◆ REQUIRED WORK
From the entries that follow, gather each line holding the word "mạng".
— begin GIVEN DATA —
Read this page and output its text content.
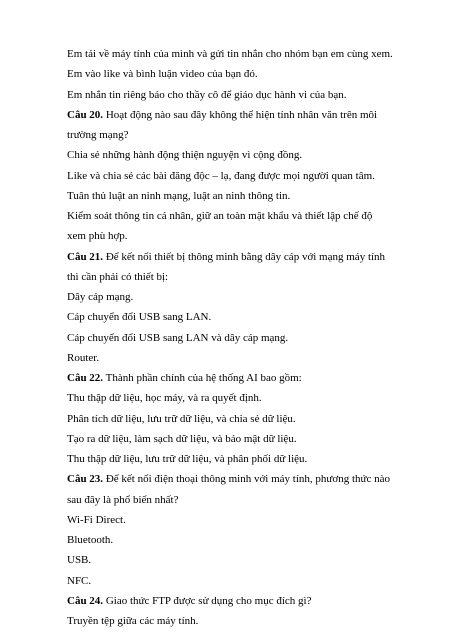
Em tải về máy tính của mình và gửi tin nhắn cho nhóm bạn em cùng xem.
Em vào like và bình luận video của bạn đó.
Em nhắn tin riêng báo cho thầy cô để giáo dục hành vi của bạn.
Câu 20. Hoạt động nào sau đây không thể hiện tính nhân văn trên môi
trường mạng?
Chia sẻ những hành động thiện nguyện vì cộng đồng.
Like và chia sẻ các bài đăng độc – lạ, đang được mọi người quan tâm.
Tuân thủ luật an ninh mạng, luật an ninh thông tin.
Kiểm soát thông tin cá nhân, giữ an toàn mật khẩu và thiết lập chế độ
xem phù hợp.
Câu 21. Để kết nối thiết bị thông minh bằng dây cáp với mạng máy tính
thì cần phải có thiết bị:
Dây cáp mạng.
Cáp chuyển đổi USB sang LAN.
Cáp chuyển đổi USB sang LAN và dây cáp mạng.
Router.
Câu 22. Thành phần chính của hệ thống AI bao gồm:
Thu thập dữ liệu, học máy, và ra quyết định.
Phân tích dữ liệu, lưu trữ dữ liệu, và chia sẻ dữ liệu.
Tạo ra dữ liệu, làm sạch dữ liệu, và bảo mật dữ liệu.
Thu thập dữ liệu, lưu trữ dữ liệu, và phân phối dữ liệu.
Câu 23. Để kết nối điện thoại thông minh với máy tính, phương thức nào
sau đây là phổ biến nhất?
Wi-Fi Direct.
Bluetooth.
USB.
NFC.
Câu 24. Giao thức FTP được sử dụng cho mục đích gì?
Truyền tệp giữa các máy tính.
— end GIVEN DATA —
— begin GIVEN DATA —
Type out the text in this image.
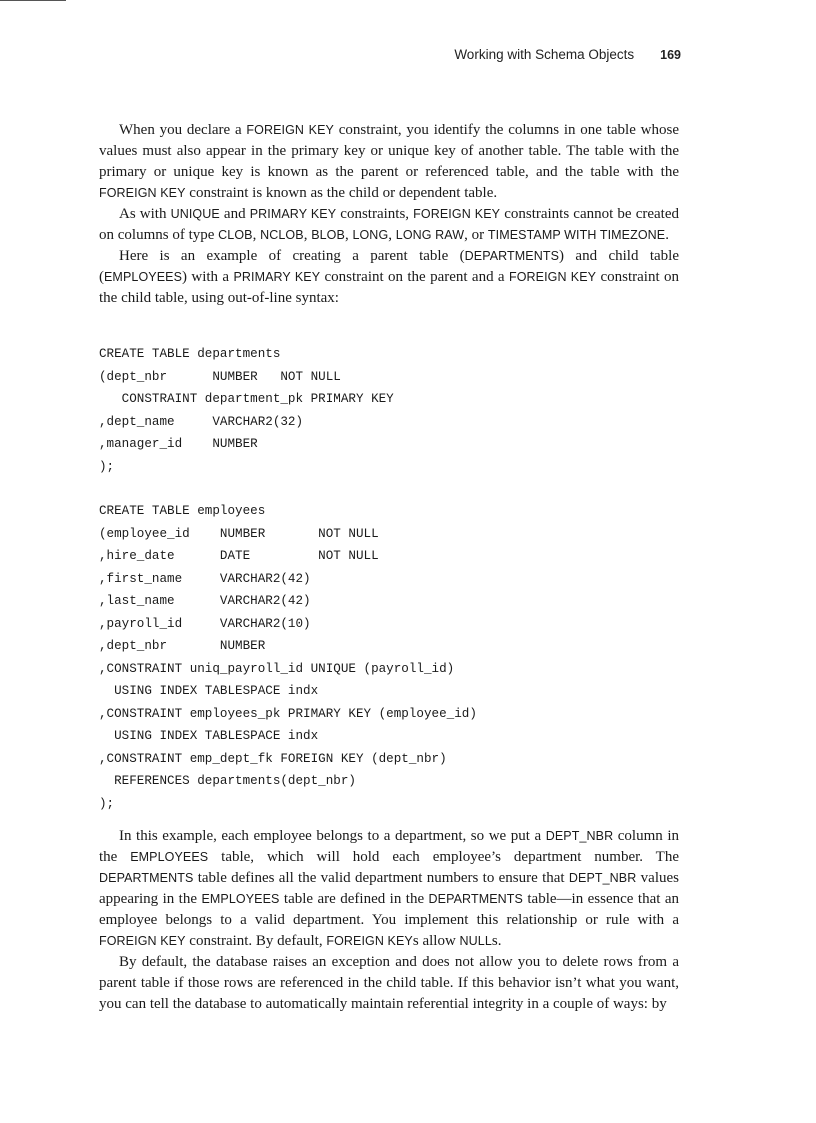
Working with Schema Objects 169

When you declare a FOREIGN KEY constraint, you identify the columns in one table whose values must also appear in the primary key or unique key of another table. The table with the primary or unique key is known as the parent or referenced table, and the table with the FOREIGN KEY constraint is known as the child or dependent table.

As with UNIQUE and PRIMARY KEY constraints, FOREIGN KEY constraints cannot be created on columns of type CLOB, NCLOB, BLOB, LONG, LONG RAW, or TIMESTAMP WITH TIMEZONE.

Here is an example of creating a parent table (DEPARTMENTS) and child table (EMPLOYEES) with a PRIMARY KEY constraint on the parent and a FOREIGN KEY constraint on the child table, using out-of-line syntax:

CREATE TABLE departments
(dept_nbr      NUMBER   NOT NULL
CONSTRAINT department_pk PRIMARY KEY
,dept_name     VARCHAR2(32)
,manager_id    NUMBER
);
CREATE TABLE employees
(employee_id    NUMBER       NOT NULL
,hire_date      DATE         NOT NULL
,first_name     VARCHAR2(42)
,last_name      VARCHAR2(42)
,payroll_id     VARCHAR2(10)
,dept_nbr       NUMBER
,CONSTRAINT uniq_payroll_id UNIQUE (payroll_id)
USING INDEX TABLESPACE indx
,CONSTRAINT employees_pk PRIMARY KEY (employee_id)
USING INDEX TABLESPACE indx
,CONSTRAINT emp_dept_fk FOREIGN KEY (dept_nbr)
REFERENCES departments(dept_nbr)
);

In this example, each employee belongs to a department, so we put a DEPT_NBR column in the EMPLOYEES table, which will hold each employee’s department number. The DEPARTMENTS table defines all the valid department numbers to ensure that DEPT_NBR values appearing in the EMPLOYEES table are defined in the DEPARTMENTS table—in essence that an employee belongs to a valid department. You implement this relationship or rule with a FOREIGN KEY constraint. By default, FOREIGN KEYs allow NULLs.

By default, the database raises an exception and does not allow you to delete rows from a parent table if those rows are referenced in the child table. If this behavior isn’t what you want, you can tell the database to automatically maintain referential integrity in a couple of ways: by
— end GIVEN DATA —
◆ EXERCISE ANSWER
trường mạng?
Tuân thủ luật an ninh mạng, luật an ninh thông tin.
Câu 21. Để kết nối thiết bị thông minh bằng dây cáp với mạng máy tính
Dây cáp mạng.
Cáp chuyển đổi USB sang LAN và dây cáp mạng.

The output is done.